# Dataset items:
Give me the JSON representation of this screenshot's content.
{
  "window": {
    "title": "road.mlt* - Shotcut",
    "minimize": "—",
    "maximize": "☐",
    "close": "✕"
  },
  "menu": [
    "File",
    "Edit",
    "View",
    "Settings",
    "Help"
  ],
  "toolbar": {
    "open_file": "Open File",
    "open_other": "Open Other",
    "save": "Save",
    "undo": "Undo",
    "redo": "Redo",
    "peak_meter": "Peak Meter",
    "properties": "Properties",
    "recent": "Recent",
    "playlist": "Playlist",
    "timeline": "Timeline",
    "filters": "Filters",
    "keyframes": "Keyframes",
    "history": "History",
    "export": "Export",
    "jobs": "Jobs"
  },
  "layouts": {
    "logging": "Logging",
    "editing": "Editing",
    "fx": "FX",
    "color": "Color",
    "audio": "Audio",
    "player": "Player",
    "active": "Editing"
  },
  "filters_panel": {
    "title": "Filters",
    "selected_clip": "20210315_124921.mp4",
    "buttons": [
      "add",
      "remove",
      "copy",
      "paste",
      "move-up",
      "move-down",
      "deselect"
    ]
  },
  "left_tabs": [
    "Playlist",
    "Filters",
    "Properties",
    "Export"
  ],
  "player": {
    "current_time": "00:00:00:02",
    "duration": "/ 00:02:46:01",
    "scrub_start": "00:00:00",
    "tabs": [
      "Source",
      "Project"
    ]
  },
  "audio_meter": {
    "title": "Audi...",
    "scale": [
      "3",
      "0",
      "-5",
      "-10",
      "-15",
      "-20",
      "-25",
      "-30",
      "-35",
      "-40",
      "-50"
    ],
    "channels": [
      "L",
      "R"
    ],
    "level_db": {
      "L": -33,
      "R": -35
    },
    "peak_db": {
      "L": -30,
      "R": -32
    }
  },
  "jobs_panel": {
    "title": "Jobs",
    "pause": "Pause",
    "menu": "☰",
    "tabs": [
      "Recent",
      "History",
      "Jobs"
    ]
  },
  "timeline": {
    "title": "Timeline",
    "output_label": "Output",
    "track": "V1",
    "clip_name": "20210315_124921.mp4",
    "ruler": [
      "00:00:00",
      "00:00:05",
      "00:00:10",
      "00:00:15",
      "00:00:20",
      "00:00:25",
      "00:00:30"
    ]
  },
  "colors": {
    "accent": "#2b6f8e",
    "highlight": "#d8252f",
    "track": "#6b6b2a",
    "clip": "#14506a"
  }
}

# CHALLENGE:
Print out the whole listing exactly as it appears.

# WRITTEN REPLY:
Give me the JSON representation of this screenshot's content.
{
  "window": {
    "title": "road.mlt* - Shotcut",
    "minimize": "—",
    "maximize": "☐",
    "close": "✕"
  },
  "menu": [
    "File",
    "Edit",
    "View",
    "Settings",
    "Help"
  ],
  "toolbar": {
    "open_file": "Open File",
    "open_other": "Open Other",
    "save": "Save",
    "undo": "Undo",
    "redo": "Redo",
    "peak_meter": "Peak Meter",
    "properties": "Properties",
    "recent": "Recent",
    "playlist": "Playlist",
    "timeline": "Timeline",
    "filters": "Filters",
    "keyframes": "Keyframes",
    "history": "History",
    "export": "Export",
    "jobs": "Jobs"
  },
  "layouts": {
    "logging": "Logging",
    "editing": "Editing",
    "fx": "FX",
    "color": "Color",
    "audio": "Audio",
    "player": "Player",
    "active": "Editing"
  },
  "filters_panel": {
    "title": "Filters",
    "selected_clip": "20210315_124921.mp4",
    "buttons": [
      "add",
      "remove",
      "copy",
      "paste",
      "move-up",
      "move-down",
      "deselect"
    ]
  },
  "left_tabs": [
    "Playlist",
    "Filters",
    "Properties",
    "Export"
  ],
  "player": {
    "current_time": "00:00:00:02",
    "duration": "/ 00:02:46:01",
    "scrub_start": "00:00:00",
    "tabs": [
      "Source",
      "Project"
    ]
  },
  "audio_meter": {
    "title": "Audi...",
    "scale": [
      "3",
      "0",
      "-5",
      "-10",
      "-15",
      "-20",
      "-25",
      "-30",
      "-35",
      "-40",
      "-50"
    ],
    "channels": [
      "L",
      "R"
    ],
    "level_db": {
      "L": -33,
      "R": -35
    },
    "peak_db": {
      "L": -30,
      "R": -32
    }
  },
  "jobs_panel": {
    "title": "Jobs",
    "pause": "Pause",
    "menu": "☰",
    "tabs": [
      "Recent",
      "History",
      "Jobs"
    ]
  },
  "timeline": {
    "title": "Timeline",
    "output_label": "Output",
    "track": "V1",
    "clip_name": "20210315_124921.mp4",
    "ruler": [
      "00:00:00",
      "00:00:05",
      "00:00:10",
      "00:00:15",
      "00:00:20",
      "00:00:25",
      "00:00:30"
    ]
  },
  "colors": {
    "accent": "#2b6f8e",
    "highlight": "#d8252f",
    "track": "#6b6b2a",
    "clip": "#14506a"
  }
}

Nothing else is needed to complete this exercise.